◆ GIVEN INSTRUCTION
Below are entries to be transcribed exactly; exclude the pictures from the copy.

◆ RECORDS SHOWN
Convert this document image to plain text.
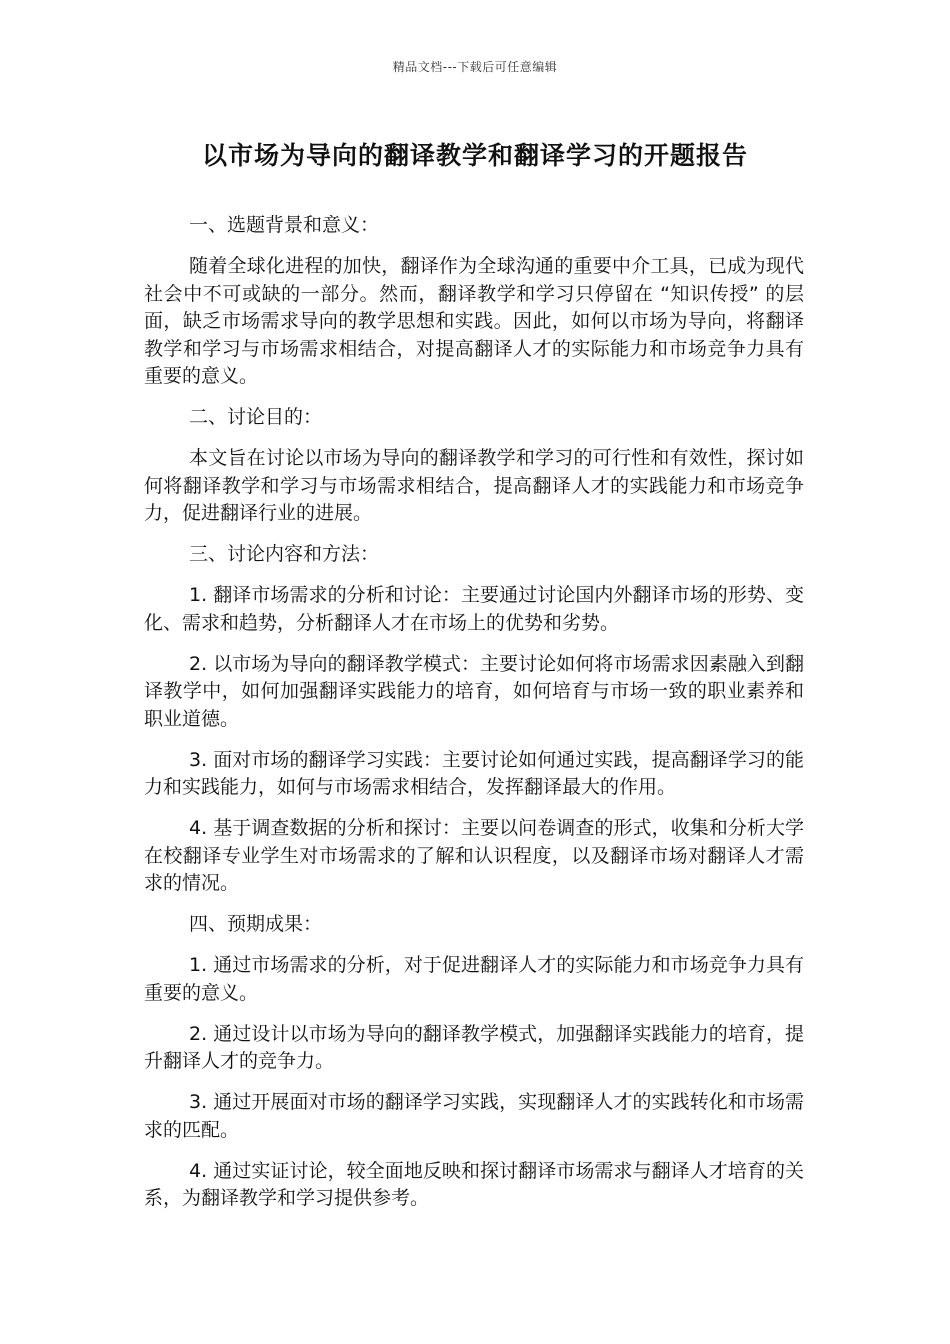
精品文档---下载后可任意编辑
以市场为导向的翻译教学和翻译学习的开题报告

一、选题背景和意义：

随着全球化进程的加快，翻译作为全球沟通的重要中介工具，已成为现代社会中不可或缺的一部分。然而，翻译教学和学习只停留在 “知识传授” 的层面，缺乏市场需求导向的教学思想和实践。因此，如何以市场为导向，将翻译教学和学习与市场需求相结合，对提高翻译人才的实际能力和市场竞争力具有重要的意义。

二、讨论目的：

本文旨在讨论以市场为导向的翻译教学和学习的可行性和有效性，探讨如何将翻译教学和学习与市场需求相结合，提高翻译人才的实践能力和市场竞争力，促进翻译行业的进展。

三、讨论内容和方法：

1. 翻译市场需求的分析和讨论：主要通过讨论国内外翻译市场的形势、变化、需求和趋势，分析翻译人才在市场上的优势和劣势。

2. 以市场为导向的翻译教学模式：主要讨论如何将市场需求因素融入到翻译教学中，如何加强翻译实践能力的培育，如何培育与市场一致的职业素养和职业道德。

3. 面对市场的翻译学习实践：主要讨论如何通过实践，提高翻译学习的能力和实践能力，如何与市场需求相结合，发挥翻译最大的作用。

4. 基于调查数据的分析和探讨：主要以问卷调查的形式，收集和分析大学在校翻译专业学生对市场需求的了解和认识程度，以及翻译市场对翻译人才需求的情况。

四、预期成果：

1. 通过市场需求的分析，对于促进翻译人才的实际能力和市场竞争力具有重要的意义。

2. 通过设计以市场为导向的翻译教学模式，加强翻译实践能力的培育，提升翻译人才的竞争力。

3. 通过开展面对市场的翻译学习实践，实现翻译人才的实践转化和市场需求的匹配。

4. 通过实证讨论，较全面地反映和探讨翻译市场需求与翻译人才培育的关系，为翻译教学和学习提供参考。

◆ FULL RESPONSE
Convert this document image to plain text.
精品文档---下载后可任意编辑
以市场为导向的翻译教学和翻译学习的开题报告

一、选题背景和意义：

随着全球化进程的加快，翻译作为全球沟通的重要中介工具，已成为现代社会中不可或缺的一部分。然而，翻译教学和学习只停留在 “知识传授” 的层面，缺乏市场需求导向的教学思想和实践。因此，如何以市场为导向，将翻译教学和学习与市场需求相结合，对提高翻译人才的实际能力和市场竞争力具有重要的意义。

二、讨论目的：

本文旨在讨论以市场为导向的翻译教学和学习的可行性和有效性，探讨如何将翻译教学和学习与市场需求相结合，提高翻译人才的实践能力和市场竞争力，促进翻译行业的进展。

三、讨论内容和方法：

1. 翻译市场需求的分析和讨论：主要通过讨论国内外翻译市场的形势、变化、需求和趋势，分析翻译人才在市场上的优势和劣势。

2. 以市场为导向的翻译教学模式：主要讨论如何将市场需求因素融入到翻译教学中，如何加强翻译实践能力的培育，如何培育与市场一致的职业素养和职业道德。

3. 面对市场的翻译学习实践：主要讨论如何通过实践，提高翻译学习的能力和实践能力，如何与市场需求相结合，发挥翻译最大的作用。

4. 基于调查数据的分析和探讨：主要以问卷调查的形式，收集和分析大学在校翻译专业学生对市场需求的了解和认识程度，以及翻译市场对翻译人才需求的情况。

四、预期成果：

1. 通过市场需求的分析，对于促进翻译人才的实际能力和市场竞争力具有重要的意义。

2. 通过设计以市场为导向的翻译教学模式，加强翻译实践能力的培育，提升翻译人才的竞争力。

3. 通过开展面对市场的翻译学习实践，实现翻译人才的实践转化和市场需求的匹配。

4. 通过实证讨论，较全面地反映和探讨翻译市场需求与翻译人才培育的关系，为翻译教学和学习提供参考。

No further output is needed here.